◆ WHAT YOU NEED TO DO
Copy each line below that includes "legend".

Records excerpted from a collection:
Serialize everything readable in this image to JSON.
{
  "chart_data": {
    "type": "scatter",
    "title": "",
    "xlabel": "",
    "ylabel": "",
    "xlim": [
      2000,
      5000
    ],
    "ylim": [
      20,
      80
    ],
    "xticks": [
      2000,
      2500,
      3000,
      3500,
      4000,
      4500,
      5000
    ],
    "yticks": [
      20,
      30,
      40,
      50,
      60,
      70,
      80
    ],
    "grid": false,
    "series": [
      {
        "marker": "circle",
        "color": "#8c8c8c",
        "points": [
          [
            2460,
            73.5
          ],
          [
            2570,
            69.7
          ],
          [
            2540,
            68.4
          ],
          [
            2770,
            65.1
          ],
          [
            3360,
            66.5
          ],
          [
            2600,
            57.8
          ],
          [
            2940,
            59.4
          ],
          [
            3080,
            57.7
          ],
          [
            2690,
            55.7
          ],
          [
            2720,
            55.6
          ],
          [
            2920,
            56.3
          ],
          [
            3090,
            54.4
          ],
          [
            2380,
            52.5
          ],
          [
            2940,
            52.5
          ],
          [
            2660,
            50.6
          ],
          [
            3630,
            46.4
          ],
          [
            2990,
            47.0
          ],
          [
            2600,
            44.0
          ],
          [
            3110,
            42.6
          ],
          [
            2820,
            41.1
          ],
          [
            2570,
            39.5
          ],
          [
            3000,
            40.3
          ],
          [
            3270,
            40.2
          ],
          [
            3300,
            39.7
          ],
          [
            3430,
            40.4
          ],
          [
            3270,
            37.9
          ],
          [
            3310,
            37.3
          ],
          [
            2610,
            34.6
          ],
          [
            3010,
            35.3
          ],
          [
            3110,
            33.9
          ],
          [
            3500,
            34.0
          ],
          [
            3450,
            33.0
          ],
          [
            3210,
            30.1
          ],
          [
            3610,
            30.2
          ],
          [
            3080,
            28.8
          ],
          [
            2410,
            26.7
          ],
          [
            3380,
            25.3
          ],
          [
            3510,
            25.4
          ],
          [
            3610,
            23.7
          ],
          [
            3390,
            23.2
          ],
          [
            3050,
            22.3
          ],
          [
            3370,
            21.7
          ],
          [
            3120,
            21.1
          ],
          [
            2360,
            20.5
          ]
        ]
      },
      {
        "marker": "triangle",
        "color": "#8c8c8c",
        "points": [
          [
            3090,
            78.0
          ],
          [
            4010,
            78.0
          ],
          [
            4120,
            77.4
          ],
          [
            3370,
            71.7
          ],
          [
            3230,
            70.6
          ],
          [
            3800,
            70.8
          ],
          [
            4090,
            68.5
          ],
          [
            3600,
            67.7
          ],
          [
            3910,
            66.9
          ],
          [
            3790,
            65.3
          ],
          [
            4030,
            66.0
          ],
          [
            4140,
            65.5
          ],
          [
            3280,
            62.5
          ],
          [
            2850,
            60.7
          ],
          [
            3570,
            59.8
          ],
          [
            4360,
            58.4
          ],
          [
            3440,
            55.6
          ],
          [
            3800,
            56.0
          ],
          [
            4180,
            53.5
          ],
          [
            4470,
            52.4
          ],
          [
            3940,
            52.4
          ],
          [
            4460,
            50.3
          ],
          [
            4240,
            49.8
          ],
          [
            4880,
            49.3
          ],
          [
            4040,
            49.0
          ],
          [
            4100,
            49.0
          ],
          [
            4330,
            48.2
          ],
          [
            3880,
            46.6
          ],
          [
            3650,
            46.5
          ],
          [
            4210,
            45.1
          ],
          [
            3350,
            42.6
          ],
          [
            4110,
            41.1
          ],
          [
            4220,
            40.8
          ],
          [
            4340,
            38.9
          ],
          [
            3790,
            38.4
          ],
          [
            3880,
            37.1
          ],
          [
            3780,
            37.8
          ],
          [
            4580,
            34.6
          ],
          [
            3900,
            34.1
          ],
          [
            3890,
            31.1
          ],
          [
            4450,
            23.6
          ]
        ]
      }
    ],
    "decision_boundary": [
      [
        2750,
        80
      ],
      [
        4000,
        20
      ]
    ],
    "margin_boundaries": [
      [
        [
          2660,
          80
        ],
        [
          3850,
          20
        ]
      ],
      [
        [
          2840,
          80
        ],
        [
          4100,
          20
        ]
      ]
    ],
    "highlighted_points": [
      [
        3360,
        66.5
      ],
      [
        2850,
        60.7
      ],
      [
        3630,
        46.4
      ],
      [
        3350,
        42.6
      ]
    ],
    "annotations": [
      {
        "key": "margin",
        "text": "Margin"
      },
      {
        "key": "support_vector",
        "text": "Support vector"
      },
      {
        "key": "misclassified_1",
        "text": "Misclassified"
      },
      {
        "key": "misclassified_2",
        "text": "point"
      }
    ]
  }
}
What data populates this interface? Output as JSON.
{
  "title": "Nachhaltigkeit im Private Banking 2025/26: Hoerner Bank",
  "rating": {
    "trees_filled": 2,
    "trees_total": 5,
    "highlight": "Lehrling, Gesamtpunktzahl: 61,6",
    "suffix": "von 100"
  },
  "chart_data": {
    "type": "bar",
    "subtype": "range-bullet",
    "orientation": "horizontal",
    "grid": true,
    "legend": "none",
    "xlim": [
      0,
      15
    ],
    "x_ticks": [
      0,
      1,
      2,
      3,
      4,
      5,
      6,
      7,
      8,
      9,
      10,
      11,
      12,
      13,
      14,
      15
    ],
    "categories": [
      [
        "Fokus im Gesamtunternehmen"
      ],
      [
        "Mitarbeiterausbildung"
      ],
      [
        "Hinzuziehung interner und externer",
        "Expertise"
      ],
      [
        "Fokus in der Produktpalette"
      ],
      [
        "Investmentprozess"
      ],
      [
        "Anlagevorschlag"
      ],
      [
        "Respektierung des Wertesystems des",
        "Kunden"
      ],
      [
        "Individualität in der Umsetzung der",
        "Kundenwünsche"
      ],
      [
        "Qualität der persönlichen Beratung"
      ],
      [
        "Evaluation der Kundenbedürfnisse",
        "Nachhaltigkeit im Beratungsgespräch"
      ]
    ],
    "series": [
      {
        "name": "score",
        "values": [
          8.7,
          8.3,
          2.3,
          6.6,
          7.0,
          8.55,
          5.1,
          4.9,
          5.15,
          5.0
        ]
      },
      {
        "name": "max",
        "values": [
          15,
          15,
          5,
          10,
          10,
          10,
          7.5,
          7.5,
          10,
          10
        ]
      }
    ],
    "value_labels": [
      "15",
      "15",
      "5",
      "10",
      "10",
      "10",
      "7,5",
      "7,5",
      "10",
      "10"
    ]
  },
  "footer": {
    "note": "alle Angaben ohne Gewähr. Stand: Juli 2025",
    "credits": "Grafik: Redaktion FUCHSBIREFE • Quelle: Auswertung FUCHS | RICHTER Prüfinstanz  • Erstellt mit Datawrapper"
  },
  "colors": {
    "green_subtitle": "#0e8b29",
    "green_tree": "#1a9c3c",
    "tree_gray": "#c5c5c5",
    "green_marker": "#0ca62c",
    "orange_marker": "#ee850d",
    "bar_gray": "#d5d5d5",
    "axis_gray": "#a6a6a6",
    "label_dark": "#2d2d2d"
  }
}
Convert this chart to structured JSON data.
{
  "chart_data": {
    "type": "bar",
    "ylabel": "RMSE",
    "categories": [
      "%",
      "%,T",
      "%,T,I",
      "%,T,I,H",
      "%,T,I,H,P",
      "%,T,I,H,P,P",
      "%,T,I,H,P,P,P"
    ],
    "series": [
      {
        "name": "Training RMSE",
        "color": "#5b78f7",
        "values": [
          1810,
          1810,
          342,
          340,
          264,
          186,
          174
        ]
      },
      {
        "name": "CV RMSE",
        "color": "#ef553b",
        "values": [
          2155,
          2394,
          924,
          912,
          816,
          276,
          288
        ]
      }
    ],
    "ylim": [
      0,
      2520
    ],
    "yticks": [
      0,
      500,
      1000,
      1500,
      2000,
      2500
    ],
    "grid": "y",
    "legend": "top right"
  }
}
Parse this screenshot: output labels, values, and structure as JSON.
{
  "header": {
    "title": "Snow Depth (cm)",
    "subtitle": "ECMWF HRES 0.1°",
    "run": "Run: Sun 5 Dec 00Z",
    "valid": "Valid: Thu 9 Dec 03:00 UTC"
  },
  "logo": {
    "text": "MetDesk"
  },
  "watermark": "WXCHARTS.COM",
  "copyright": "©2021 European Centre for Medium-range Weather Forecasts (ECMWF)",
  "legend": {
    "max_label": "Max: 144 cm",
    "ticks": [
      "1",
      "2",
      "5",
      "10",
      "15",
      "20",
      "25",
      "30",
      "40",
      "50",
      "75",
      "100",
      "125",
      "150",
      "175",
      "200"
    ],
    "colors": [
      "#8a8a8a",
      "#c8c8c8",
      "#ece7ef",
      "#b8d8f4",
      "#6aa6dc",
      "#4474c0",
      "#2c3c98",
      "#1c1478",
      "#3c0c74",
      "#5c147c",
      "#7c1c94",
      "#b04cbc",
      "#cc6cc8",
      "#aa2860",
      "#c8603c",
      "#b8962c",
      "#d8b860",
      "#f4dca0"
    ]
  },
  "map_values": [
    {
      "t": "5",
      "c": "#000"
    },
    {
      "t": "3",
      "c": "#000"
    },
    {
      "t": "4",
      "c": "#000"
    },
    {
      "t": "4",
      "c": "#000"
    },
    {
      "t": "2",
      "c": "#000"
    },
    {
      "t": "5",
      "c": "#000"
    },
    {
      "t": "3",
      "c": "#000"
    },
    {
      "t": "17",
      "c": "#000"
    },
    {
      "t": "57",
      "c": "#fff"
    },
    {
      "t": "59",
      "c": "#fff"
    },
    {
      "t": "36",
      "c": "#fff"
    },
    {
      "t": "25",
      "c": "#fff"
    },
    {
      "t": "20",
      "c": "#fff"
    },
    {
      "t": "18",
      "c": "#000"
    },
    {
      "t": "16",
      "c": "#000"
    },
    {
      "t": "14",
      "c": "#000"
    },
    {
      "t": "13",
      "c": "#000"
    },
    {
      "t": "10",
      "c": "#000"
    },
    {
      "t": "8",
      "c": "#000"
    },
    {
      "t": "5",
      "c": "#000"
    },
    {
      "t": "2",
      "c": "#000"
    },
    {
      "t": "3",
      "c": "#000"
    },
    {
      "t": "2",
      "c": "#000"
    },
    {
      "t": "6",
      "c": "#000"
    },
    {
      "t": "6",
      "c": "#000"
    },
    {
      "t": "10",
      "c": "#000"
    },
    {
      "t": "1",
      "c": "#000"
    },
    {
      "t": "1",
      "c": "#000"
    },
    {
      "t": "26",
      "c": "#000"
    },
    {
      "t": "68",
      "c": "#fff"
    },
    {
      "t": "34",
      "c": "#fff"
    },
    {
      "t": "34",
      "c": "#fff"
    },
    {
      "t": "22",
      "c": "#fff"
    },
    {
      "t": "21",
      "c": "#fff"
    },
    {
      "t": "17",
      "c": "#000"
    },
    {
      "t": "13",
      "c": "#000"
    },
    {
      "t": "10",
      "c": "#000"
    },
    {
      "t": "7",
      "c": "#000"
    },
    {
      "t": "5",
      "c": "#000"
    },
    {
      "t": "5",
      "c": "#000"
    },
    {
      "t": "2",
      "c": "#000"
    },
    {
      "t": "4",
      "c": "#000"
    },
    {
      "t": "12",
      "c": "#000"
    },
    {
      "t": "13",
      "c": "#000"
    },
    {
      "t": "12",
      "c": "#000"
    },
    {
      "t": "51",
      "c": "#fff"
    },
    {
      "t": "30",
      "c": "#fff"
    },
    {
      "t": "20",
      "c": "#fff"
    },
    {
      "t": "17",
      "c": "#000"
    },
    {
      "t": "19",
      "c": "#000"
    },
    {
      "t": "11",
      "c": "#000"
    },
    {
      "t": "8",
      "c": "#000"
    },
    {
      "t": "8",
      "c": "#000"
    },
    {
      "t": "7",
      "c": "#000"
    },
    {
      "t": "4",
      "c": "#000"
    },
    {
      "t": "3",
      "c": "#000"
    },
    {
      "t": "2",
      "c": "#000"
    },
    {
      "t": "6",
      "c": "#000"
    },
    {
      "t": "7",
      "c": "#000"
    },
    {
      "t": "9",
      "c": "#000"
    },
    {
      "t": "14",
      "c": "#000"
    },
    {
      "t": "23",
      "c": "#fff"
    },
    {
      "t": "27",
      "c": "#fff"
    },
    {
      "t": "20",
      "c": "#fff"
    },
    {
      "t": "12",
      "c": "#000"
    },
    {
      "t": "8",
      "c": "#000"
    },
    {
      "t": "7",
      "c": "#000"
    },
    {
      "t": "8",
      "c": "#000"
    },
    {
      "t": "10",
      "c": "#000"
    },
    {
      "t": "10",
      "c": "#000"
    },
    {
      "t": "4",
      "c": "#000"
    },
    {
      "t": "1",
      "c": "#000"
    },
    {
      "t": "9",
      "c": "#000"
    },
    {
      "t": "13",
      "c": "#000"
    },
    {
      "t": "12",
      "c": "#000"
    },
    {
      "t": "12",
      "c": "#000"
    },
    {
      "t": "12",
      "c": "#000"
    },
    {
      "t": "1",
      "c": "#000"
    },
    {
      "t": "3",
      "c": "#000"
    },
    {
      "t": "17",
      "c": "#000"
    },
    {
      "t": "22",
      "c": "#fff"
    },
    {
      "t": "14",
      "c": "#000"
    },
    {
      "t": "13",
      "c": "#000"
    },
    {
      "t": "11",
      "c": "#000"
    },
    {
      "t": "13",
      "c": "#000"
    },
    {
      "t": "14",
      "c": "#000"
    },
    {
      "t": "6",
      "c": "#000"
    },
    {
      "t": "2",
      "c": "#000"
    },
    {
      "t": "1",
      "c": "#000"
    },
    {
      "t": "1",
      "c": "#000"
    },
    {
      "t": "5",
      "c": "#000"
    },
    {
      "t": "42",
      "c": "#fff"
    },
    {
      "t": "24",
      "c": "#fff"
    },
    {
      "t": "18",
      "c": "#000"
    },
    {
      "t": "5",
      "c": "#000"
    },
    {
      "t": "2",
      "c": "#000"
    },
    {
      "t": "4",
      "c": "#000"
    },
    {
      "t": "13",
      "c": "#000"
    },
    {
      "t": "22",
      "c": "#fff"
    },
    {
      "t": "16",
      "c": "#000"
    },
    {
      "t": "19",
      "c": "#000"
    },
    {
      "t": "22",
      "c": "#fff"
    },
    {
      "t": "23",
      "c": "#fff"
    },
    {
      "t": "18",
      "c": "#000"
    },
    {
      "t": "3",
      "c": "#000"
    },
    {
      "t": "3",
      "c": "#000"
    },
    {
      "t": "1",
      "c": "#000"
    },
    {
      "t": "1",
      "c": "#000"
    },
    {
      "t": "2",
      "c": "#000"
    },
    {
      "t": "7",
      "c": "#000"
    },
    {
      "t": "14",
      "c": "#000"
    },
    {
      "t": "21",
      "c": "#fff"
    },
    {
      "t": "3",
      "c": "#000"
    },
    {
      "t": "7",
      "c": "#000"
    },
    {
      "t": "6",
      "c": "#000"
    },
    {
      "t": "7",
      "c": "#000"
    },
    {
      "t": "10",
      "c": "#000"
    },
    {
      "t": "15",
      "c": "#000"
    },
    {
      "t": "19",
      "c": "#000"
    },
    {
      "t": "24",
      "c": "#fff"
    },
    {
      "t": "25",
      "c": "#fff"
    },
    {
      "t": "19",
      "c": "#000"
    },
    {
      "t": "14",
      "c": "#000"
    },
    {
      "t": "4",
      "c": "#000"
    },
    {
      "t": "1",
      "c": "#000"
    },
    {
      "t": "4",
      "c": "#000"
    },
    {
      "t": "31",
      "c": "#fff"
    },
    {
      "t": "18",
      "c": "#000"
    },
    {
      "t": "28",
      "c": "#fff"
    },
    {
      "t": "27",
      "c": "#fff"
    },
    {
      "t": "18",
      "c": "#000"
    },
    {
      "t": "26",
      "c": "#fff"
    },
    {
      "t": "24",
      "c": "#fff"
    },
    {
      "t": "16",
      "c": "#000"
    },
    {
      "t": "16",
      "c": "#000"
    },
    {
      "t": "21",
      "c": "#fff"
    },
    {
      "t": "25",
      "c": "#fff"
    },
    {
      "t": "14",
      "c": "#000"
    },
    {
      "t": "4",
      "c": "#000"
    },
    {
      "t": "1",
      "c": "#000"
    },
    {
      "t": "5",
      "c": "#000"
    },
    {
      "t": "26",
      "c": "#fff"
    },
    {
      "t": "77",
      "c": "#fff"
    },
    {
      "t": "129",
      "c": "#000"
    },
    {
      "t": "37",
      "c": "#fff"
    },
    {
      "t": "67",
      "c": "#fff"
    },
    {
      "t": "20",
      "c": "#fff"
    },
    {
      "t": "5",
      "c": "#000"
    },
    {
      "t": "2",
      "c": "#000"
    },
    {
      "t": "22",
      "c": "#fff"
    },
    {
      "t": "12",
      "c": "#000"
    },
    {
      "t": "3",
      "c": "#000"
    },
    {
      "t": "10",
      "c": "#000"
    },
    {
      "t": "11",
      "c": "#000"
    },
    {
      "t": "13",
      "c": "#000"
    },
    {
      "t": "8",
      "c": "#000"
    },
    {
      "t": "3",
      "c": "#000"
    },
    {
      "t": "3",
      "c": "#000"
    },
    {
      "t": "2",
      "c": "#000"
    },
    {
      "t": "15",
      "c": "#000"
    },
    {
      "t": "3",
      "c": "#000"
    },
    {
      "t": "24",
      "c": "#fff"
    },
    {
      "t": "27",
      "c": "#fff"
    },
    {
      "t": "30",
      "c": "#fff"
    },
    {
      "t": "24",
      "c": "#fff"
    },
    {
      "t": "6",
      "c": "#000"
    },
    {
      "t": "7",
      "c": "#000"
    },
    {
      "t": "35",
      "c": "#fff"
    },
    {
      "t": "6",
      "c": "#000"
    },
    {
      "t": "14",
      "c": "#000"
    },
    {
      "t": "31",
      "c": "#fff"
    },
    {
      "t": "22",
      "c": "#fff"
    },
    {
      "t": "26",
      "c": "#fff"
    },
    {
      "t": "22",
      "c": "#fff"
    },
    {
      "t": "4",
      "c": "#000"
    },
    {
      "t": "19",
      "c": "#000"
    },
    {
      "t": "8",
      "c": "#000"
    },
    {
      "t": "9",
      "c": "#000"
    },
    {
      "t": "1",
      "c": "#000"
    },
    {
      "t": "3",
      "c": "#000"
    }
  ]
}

◆ ANSWER TO THE EXERCISE
    "legend": "none",
    "legend": "top right"
  "legend": {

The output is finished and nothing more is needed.